# Exercise tasks:
[1] Based on the excerpt about Spain's National Commission on Markets and Competition, decide whether each statement agrees with it: (a) the commission was preceded by the Competition Defense Court until 1 September 2007; (b) Luis Berenguer Fuster served as president until 2020; (c) the commission's website is cnmc.es. Answer yes or no for each, quoting the words from the excerpt that decide it.
[2] Rewrite the part of the excerpt about Spain's National Commission on Markets and Competition that opens with the words containing "Non-ministerial government department" and closes with "is Cani Fernández.", switching "competition law" to "antitrust law".

*** Excerpt provided ***

Non-ministerial government department overview
- Formed: 2007
- Jurisdiction: Spain
- Annual budget: €3.7 billion, 2023
- Website: cnmc.es

= Comisión Nacional de los Mercados y la Competencia =

Spanish independent competition regulator

The Comisión Nacional de los Mercados y la Competencia (English: National Commission on Markets and Competition), abbreviated as CNMC, is a Spanish independent competition regulator responsible for enforcing competition law. It was established by virtue of the Spanish Competition Act (Ley de Defensa de la Competencia or LDC, the competition defence act, of 3 July 2007). It was preceded by the Tribunal de Defensa de la Competencia (Competition Defense Court) until 1 September 2007. Since 2020 its president is Cani Fernández.

==Structure==
President
- Luis Berenguer Fuster (until September 2011)
- Joaquín García Bernaldo de Quirós (2011- 2020)

*** End of Excerpt provided ***
*** Stored data ***

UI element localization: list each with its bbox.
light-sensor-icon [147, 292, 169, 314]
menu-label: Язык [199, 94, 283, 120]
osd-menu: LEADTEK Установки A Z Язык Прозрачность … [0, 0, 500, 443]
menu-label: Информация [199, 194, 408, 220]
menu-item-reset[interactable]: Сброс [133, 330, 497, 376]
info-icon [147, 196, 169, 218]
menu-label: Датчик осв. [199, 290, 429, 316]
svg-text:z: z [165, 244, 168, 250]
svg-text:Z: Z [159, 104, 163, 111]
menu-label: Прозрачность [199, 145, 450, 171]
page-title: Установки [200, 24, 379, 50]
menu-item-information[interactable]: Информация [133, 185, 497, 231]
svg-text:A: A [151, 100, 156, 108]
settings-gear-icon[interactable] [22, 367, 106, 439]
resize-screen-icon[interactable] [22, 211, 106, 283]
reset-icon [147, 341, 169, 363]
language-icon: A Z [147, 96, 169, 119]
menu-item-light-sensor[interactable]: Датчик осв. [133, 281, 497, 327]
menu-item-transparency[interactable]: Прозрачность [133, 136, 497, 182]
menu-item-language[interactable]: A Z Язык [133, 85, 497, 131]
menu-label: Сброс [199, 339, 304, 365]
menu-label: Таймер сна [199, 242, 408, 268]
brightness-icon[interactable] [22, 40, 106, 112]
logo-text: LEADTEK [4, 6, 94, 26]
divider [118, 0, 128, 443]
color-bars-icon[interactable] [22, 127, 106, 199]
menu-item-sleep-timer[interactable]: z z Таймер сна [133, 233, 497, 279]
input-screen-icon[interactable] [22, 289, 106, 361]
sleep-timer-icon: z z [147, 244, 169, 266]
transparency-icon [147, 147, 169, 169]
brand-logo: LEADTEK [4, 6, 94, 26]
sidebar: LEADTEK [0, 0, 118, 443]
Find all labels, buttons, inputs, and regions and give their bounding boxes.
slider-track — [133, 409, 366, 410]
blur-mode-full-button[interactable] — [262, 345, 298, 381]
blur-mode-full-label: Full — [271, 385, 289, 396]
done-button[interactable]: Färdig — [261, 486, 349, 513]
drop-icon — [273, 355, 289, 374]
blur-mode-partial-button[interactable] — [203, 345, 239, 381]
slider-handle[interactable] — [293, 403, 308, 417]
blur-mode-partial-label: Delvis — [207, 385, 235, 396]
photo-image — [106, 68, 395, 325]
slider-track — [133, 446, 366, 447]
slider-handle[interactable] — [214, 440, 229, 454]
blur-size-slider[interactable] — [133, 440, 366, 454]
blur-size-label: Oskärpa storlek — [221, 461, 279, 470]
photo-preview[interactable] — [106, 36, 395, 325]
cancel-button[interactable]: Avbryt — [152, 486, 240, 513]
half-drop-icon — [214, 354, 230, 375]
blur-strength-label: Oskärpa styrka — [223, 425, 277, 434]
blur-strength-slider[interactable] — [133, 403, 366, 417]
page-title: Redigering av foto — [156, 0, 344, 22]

*** End of Stored data ***

# List of solutions:
[1]
(a) Yes: "It was preceded by the Tribunal de Defensa de la Competencia (Competition Defense Court) until 1 September 2007."
(b) No: "Luis Berenguer Fuster (until September 2011)"
(c) Yes: "Website: cnmc.es"

[2]
Non-ministerial government department overview
- Formed: 2007
- Jurisdiction: Spain
- Annual budget: €3.7 billion, 2023
- Website: cnmc.es

= Comisión Nacional de los Mercados y la Competencia =

Spanish independent competition regulator

The Comisión Nacional de los Mercados y la Competencia (English: National Commission on Markets and Competition), abbreviated as CNMC, is a Spanish independent competition regulator responsible for enforcing antitrust law. It was established by virtue of the Spanish Competition Act (Ley de Defensa de la Competencia or LDC, the competition defence act, of 3 July 2007). It was preceded by the Tribunal de Defensa de la Competencia (Competition Defense Court) until 1 September 2007. Since 2020 its president is Cani Fernández.